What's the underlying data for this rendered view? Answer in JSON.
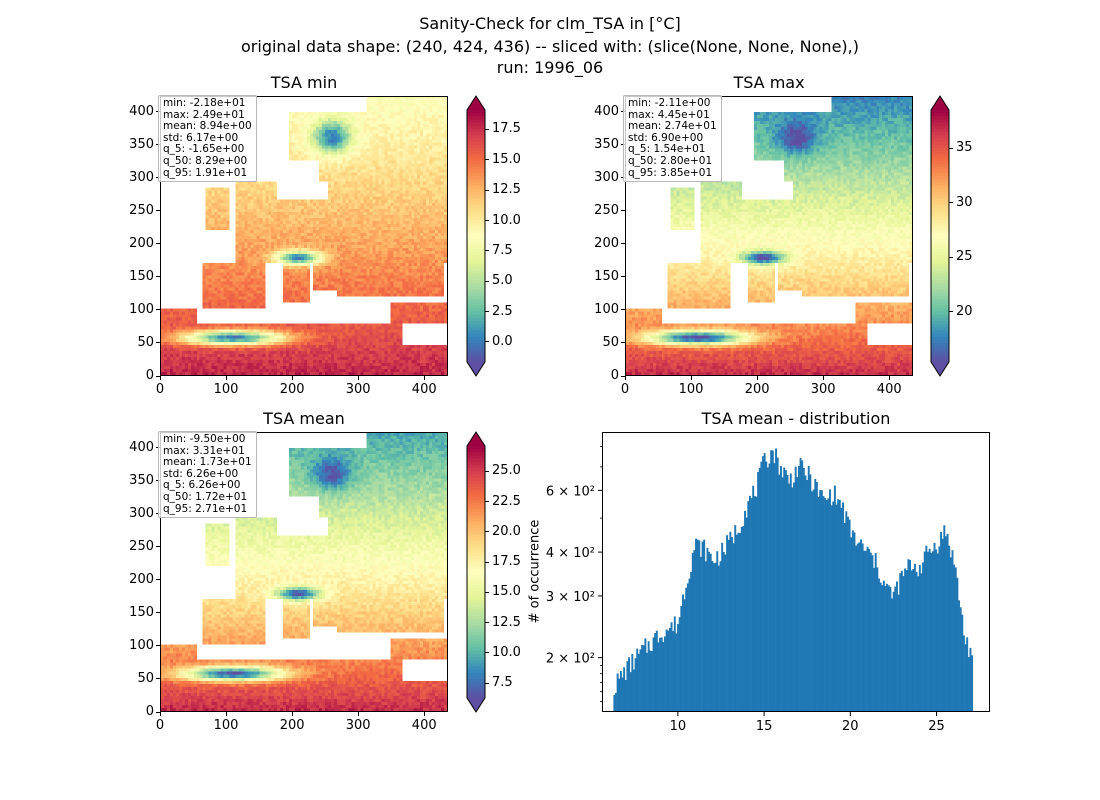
{
  "figure": {
    "title_line1": "Sanity-Check for clm_TSA in [°C]",
    "title_line2": "original data shape: (240, 424, 436) -- sliced with: (slice(None, None, None),)",
    "title_line3": "run: 1996_06"
  },
  "colormap": [
    "#5e4fa2",
    "#3288bd",
    "#66c2a5",
    "#abdda4",
    "#e6f598",
    "#ffffbf",
    "#fee08b",
    "#fdae61",
    "#f46d43",
    "#d53e4f",
    "#9e0142"
  ],
  "map_axes": {
    "x_ticks": [
      "0",
      "100",
      "200",
      "300",
      "400"
    ],
    "y_ticks": [
      "0",
      "50",
      "100",
      "150",
      "200",
      "250",
      "300",
      "350",
      "400"
    ],
    "x_range": [
      0,
      436
    ],
    "y_range": [
      0,
      424
    ]
  },
  "panels": [
    {
      "id": "tsa-min",
      "title": "TSA min",
      "stats": [
        "min: -2.18e+01",
        "max: 2.49e+01",
        "mean: 8.94e+00",
        "std: 6.17e+00",
        "q_5: -1.65e+00",
        "q_50: 8.29e+00",
        "q_95: 1.91e+01"
      ],
      "cbar_ticks": [
        "0.0",
        "2.5",
        "5.0",
        "7.5",
        "10.0",
        "12.5",
        "15.0",
        "17.5"
      ],
      "cbar_tick_values": [
        0.0,
        2.5,
        5.0,
        7.5,
        10.0,
        12.5,
        15.0,
        17.5
      ],
      "cbar_range": [
        -1.65,
        19.1
      ],
      "field": {
        "south": 19,
        "north": 8,
        "mountain": 0,
        "sea_land": 11
      }
    },
    {
      "id": "tsa-max",
      "title": "TSA max",
      "stats": [
        "min: -2.11e+00",
        "max: 4.45e+01",
        "mean: 2.74e+01",
        "std: 6.90e+00",
        "q_5: 1.54e+01",
        "q_50: 2.80e+01",
        "q_95: 3.85e+01"
      ],
      "cbar_ticks": [
        "20",
        "25",
        "30",
        "35"
      ],
      "cbar_tick_values": [
        20,
        25,
        30,
        35
      ],
      "cbar_range": [
        15.4,
        38.5
      ],
      "field": {
        "south": 38.5,
        "north": 16,
        "mountain": 15,
        "sea_land": 27
      }
    },
    {
      "id": "tsa-mean",
      "title": "TSA mean",
      "stats": [
        "min: -9.50e+00",
        "max: 3.31e+01",
        "mean: 1.73e+01",
        "std: 6.26e+00",
        "q_5: 6.26e+00",
        "q_50: 1.72e+01",
        "q_95: 2.71e+01"
      ],
      "cbar_ticks": [
        "7.5",
        "10.0",
        "12.5",
        "15.0",
        "17.5",
        "20.0",
        "22.5",
        "25.0"
      ],
      "cbar_tick_values": [
        7.5,
        10.0,
        12.5,
        15.0,
        17.5,
        20.0,
        22.5,
        25.0
      ],
      "cbar_range": [
        6.26,
        27.1
      ],
      "field": {
        "south": 27,
        "north": 8,
        "mountain": 6.5,
        "sea_land": 18
      }
    }
  ],
  "chart_data": {
    "type": "bar",
    "title": "TSA mean - distribution",
    "xlabel": "",
    "ylabel": "# of occurrence",
    "yscale": "log",
    "xlim": [
      5.6,
      28.1
    ],
    "ylim": [
      140,
      880
    ],
    "x_ticks": [
      10,
      15,
      20,
      25
    ],
    "x_tick_labels": [
      "10",
      "15",
      "20",
      "25"
    ],
    "y_ticks": [
      200,
      300,
      400,
      600
    ],
    "y_tick_labels": [
      "2 × 10²",
      "3 × 10²",
      "4 × 10²",
      "6 × 10²"
    ],
    "bar_color": "#1f77b4",
    "bin_range": [
      6.26,
      27.1
    ],
    "profile_x": [
      6.3,
      7.0,
      8.0,
      9.0,
      10.0,
      10.5,
      11.0,
      11.5,
      12.0,
      12.5,
      13.0,
      13.5,
      14.0,
      14.5,
      15.0,
      15.5,
      16.0,
      16.5,
      17.0,
      17.5,
      18.0,
      18.5,
      19.0,
      19.5,
      20.0,
      20.5,
      21.0,
      21.5,
      22.0,
      22.5,
      23.0,
      23.5,
      24.0,
      24.5,
      25.0,
      25.5,
      26.0,
      26.3,
      26.6,
      27.1
    ],
    "profile_y": [
      165,
      185,
      210,
      235,
      250,
      330,
      420,
      410,
      380,
      395,
      430,
      470,
      540,
      600,
      720,
      780,
      690,
      640,
      700,
      670,
      610,
      560,
      590,
      540,
      460,
      420,
      400,
      370,
      320,
      300,
      340,
      370,
      360,
      400,
      420,
      460,
      380,
      300,
      230,
      200
    ]
  }
}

● ● ● ● ● ● ●

- [PROBLEM STATEMENT]:
Check each line above for the word "mean" and give the number of lines that have it, nothing else.

- [COMPLETED TASK]:
6